[Figure contents as structured data]
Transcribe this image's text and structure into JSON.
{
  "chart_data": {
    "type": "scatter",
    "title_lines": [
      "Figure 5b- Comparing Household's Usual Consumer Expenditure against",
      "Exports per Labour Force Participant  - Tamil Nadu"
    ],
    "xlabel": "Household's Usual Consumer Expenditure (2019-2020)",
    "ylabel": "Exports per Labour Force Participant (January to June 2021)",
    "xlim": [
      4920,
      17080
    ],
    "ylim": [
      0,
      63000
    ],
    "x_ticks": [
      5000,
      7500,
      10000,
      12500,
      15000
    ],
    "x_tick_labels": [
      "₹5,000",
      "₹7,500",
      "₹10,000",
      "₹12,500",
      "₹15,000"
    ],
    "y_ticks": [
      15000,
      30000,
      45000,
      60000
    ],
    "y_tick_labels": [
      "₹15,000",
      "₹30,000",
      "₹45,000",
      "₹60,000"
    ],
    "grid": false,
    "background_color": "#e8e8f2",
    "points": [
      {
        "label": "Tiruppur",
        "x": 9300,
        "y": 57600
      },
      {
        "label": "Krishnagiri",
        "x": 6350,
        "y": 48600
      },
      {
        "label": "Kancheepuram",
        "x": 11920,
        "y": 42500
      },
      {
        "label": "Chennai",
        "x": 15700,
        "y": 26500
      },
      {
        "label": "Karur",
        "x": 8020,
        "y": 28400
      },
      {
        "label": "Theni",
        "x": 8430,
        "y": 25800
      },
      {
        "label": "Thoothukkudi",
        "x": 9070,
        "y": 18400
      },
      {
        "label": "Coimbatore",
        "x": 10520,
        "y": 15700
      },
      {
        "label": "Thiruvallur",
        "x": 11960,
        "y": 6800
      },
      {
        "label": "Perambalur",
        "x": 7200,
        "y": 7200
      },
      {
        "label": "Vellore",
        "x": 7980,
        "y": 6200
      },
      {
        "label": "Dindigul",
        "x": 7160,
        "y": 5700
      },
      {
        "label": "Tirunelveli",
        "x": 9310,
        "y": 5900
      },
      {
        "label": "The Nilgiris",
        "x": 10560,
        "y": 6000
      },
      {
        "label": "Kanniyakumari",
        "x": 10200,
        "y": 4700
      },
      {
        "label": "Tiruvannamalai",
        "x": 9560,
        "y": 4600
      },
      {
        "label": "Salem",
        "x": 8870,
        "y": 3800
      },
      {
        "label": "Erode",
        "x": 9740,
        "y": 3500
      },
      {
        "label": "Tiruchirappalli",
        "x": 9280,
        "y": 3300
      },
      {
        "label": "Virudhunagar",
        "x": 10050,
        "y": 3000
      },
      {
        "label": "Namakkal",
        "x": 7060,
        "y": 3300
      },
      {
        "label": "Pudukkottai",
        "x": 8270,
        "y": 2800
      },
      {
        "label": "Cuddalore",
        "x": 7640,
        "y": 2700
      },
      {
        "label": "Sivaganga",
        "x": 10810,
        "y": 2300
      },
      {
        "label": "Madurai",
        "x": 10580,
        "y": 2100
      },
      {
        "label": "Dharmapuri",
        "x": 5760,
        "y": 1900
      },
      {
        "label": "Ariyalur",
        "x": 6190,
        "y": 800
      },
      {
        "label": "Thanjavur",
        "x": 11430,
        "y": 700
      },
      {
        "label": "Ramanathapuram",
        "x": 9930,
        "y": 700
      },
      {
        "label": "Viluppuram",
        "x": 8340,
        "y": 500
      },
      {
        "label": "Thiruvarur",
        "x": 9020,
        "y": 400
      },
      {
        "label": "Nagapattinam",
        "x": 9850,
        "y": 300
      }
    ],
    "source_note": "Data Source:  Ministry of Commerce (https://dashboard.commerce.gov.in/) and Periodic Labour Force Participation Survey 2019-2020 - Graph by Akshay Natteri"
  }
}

Required task | Go through the material above and count the lines that contain "Expenditure"; answer with the number alone.

Written solution | 2